SHORT TASK ::
Review the lines that follow and copy each one that contains the word "from".

DATASET ENTRIES ::

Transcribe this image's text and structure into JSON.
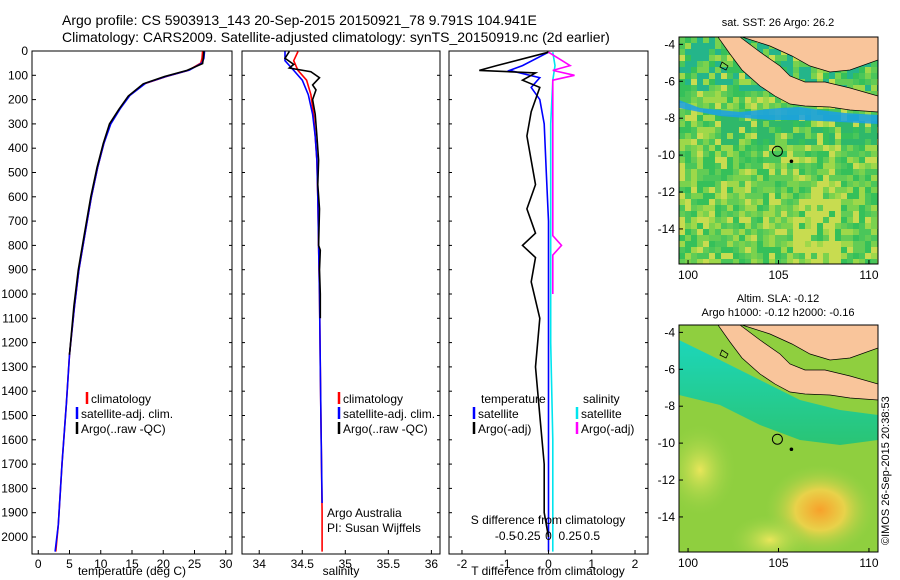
{
  "header": {
    "line1": "Argo profile: CS 5903913_143 20-Sep-2015 20150921_78 9.791S 104.941E",
    "line2": "Climatology: CARS2009. Satellite-adjusted climatology: synTS_20150919.nc (2d earlier)"
  },
  "copyright": "©IMOS 26-Sep-2015 20:38:53",
  "chart_data": [
    {
      "type": "line",
      "id": "temperature",
      "xlabel": "temperature (deg C)",
      "xlim": [
        -1,
        31
      ],
      "xticks": [
        0,
        5,
        10,
        15,
        20,
        25,
        30
      ],
      "ylim": [
        0,
        2070
      ],
      "yticks": [
        0,
        100,
        200,
        300,
        400,
        500,
        600,
        700,
        800,
        900,
        1000,
        1100,
        1200,
        1300,
        1400,
        1500,
        1600,
        1700,
        1800,
        1900,
        2000
      ],
      "legend": [
        "climatology",
        "satellite-adj. clim.",
        "Argo(..raw -QC)"
      ],
      "series": [
        {
          "name": "climatology",
          "color": "#ff0000",
          "points": [
            [
              26.3,
              2
            ],
            [
              26.2,
              30
            ],
            [
              26.0,
              50
            ],
            [
              24.0,
              80
            ],
            [
              20.5,
              105
            ],
            [
              17.0,
              135
            ],
            [
              14.5,
              185
            ],
            [
              13.0,
              240
            ],
            [
              11.5,
              300
            ],
            [
              10.5,
              380
            ],
            [
              9.5,
              480
            ],
            [
              8.5,
              600
            ],
            [
              7.5,
              750
            ],
            [
              6.5,
              900
            ],
            [
              5.8,
              1050
            ],
            [
              5.0,
              1250
            ],
            [
              4.5,
              1450
            ],
            [
              3.8,
              1700
            ],
            [
              3.2,
              1950
            ],
            [
              2.8,
              2060
            ]
          ]
        },
        {
          "name": "satellite-adj. clim.",
          "color": "#0000ff",
          "points": [
            [
              26.6,
              2
            ],
            [
              26.5,
              30
            ],
            [
              26.2,
              50
            ],
            [
              24.2,
              78
            ],
            [
              20.8,
              102
            ],
            [
              17.2,
              132
            ],
            [
              14.7,
              182
            ],
            [
              13.1,
              238
            ],
            [
              11.6,
              300
            ],
            [
              10.5,
              380
            ],
            [
              9.5,
              480
            ],
            [
              8.5,
              600
            ],
            [
              7.5,
              750
            ],
            [
              6.5,
              900
            ],
            [
              5.8,
              1050
            ],
            [
              5.0,
              1250
            ],
            [
              4.5,
              1450
            ],
            [
              3.8,
              1700
            ],
            [
              3.2,
              1950
            ],
            [
              2.7,
              2060
            ]
          ]
        },
        {
          "name": "Argo(..raw -QC)",
          "color": "#000000",
          "points": [
            [
              26.5,
              2
            ],
            [
              26.4,
              30
            ],
            [
              26.3,
              52
            ],
            [
              23.8,
              80
            ],
            [
              20.2,
              105
            ],
            [
              16.8,
              135
            ],
            [
              14.4,
              185
            ],
            [
              12.9,
              240
            ],
            [
              11.4,
              300
            ],
            [
              10.4,
              380
            ],
            [
              9.4,
              480
            ],
            [
              8.4,
              600
            ],
            [
              7.4,
              750
            ],
            [
              6.4,
              900
            ],
            [
              5.7,
              1050
            ],
            [
              5.0,
              1250
            ]
          ]
        }
      ]
    },
    {
      "type": "line",
      "id": "salinity",
      "xlabel": "salinity",
      "xlim": [
        33.8,
        36.1
      ],
      "xticks": [
        34,
        34.5,
        35,
        35.5,
        36
      ],
      "ylim": [
        0,
        2070
      ],
      "legend": [
        "climatology",
        "satellite-adj. clim.",
        "Argo(..raw -QC)"
      ],
      "annotation": [
        "Argo Australia",
        "PI: Susan Wijffels"
      ],
      "series": [
        {
          "name": "climatology",
          "color": "#ff0000",
          "points": [
            [
              34.45,
              2
            ],
            [
              34.4,
              40
            ],
            [
              34.45,
              80
            ],
            [
              34.55,
              120
            ],
            [
              34.6,
              180
            ],
            [
              34.63,
              260
            ],
            [
              34.65,
              350
            ],
            [
              34.67,
              450
            ],
            [
              34.68,
              600
            ],
            [
              34.69,
              800
            ],
            [
              34.7,
              1000
            ],
            [
              34.71,
              1300
            ],
            [
              34.72,
              1600
            ],
            [
              34.73,
              1900
            ],
            [
              34.73,
              2060
            ]
          ]
        },
        {
          "name": "satellite-adj. clim.",
          "color": "#0000ff",
          "points": [
            [
              34.3,
              2
            ],
            [
              34.3,
              40
            ],
            [
              34.4,
              80
            ],
            [
              34.5,
              120
            ],
            [
              34.57,
              180
            ],
            [
              34.62,
              260
            ],
            [
              34.65,
              350
            ],
            [
              34.67,
              450
            ],
            [
              34.68,
              600
            ],
            [
              34.69,
              800
            ],
            [
              34.7,
              1000
            ],
            [
              34.71,
              1300
            ],
            [
              34.72,
              1600
            ],
            [
              34.73,
              1860
            ]
          ]
        },
        {
          "name": "Argo(..raw -QC)",
          "color": "#000000",
          "points": [
            [
              34.35,
              2
            ],
            [
              34.3,
              30
            ],
            [
              34.4,
              55
            ],
            [
              34.35,
              70
            ],
            [
              34.6,
              85
            ],
            [
              34.7,
              110
            ],
            [
              34.62,
              140
            ],
            [
              34.66,
              160
            ],
            [
              34.62,
              200
            ],
            [
              34.65,
              260
            ],
            [
              34.67,
              350
            ],
            [
              34.69,
              450
            ],
            [
              34.68,
              550
            ],
            [
              34.7,
              650
            ],
            [
              34.69,
              800
            ],
            [
              34.71,
              820
            ],
            [
              34.7,
              900
            ],
            [
              34.71,
              1000
            ],
            [
              34.71,
              1100
            ]
          ]
        }
      ]
    },
    {
      "type": "line",
      "id": "differences",
      "xlabel": "T difference from climatology",
      "xlabel_top": "S difference from climatology",
      "xlim": [
        -2.3,
        2.3
      ],
      "xticks": [
        -2,
        -1,
        0,
        1,
        2
      ],
      "xticks_top": [
        "-0.5",
        "-0.25",
        "0",
        "0.25",
        "0.5"
      ],
      "ylim": [
        0,
        2070
      ],
      "legend_left_title": "temperature",
      "legend_right_title": "salinity",
      "legend_left": [
        "satellite",
        "Argo(-adj)"
      ],
      "legend_right": [
        "satellite",
        "Argo(-adj)"
      ],
      "series": [
        {
          "name": "satellite",
          "color": "#0000ff",
          "points": [
            [
              0,
              5
            ],
            [
              -0.6,
              60
            ],
            [
              -0.9,
              80
            ],
            [
              -0.2,
              110
            ],
            [
              -0.4,
              150
            ],
            [
              -0.2,
              200
            ],
            [
              -0.1,
              300
            ],
            [
              -0.05,
              500
            ],
            [
              0,
              700
            ],
            [
              0,
              1000
            ],
            [
              0,
              1500
            ],
            [
              0,
              2060
            ]
          ]
        },
        {
          "name": "Argo(-adj)",
          "color": "#000000",
          "points": [
            [
              0,
              5
            ],
            [
              -1.2,
              60
            ],
            [
              -1.6,
              80
            ],
            [
              -0.3,
              90
            ],
            [
              -0.6,
              120
            ],
            [
              -0.2,
              150
            ],
            [
              -0.4,
              250
            ],
            [
              -0.5,
              350
            ],
            [
              -0.4,
              450
            ],
            [
              -0.3,
              550
            ],
            [
              -0.5,
              650
            ],
            [
              -0.3,
              750
            ],
            [
              -0.6,
              800
            ],
            [
              -0.3,
              850
            ],
            [
              -0.4,
              950
            ],
            [
              -0.2,
              1100
            ],
            [
              -0.3,
              1300
            ],
            [
              -0.2,
              1500
            ],
            [
              -0.1,
              1700
            ],
            [
              -0.1,
              1900
            ],
            [
              0,
              2000
            ]
          ]
        },
        {
          "name": "satellite",
          "color": "#00e5ee",
          "points": [
            [
              0.1,
              5
            ],
            [
              0.15,
              60
            ],
            [
              0.1,
              120
            ],
            [
              0.05,
              300
            ],
            [
              0.05,
              700
            ],
            [
              0.05,
              1200
            ],
            [
              0.1,
              1600
            ],
            [
              0.1,
              2060
            ]
          ]
        },
        {
          "name": "Argo(-adj)",
          "color": "#ff00ff",
          "points": [
            [
              0.0,
              5
            ],
            [
              0.5,
              60
            ],
            [
              0.1,
              80
            ],
            [
              0.6,
              100
            ],
            [
              0.1,
              120
            ],
            [
              0.1,
              300
            ],
            [
              0.1,
              500
            ],
            [
              0.1,
              760
            ],
            [
              0.3,
              800
            ],
            [
              0.1,
              840
            ],
            [
              0.1,
              1000
            ]
          ]
        }
      ]
    },
    {
      "type": "heatmap",
      "id": "sst-map",
      "title": "sat. SST: 26 Argo: 26.2",
      "xlim": [
        99.5,
        110.5
      ],
      "xticks": [
        100,
        105,
        110
      ],
      "ylim": [
        -15.9,
        -3.6
      ],
      "yticks": [
        -4,
        -6,
        -8,
        -10,
        -12,
        -14
      ],
      "marker": [
        104.94,
        -9.79
      ]
    },
    {
      "type": "heatmap",
      "id": "sla-map",
      "title": "Altim. SLA: -0.12",
      "subtitle": "Argo h1000: -0.12 h2000: -0.16",
      "xlim": [
        99.5,
        110.5
      ],
      "xticks": [
        100,
        105,
        110
      ],
      "ylim": [
        -15.9,
        -3.6
      ],
      "yticks": [
        -4,
        -6,
        -8,
        -10,
        -12,
        -14
      ],
      "marker": [
        104.94,
        -9.79
      ]
    }
  ]
}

PROBLEM SOLUTION ::
      "xlabel": "T difference from climatology",
      "xlabel_top": "S difference from climatology",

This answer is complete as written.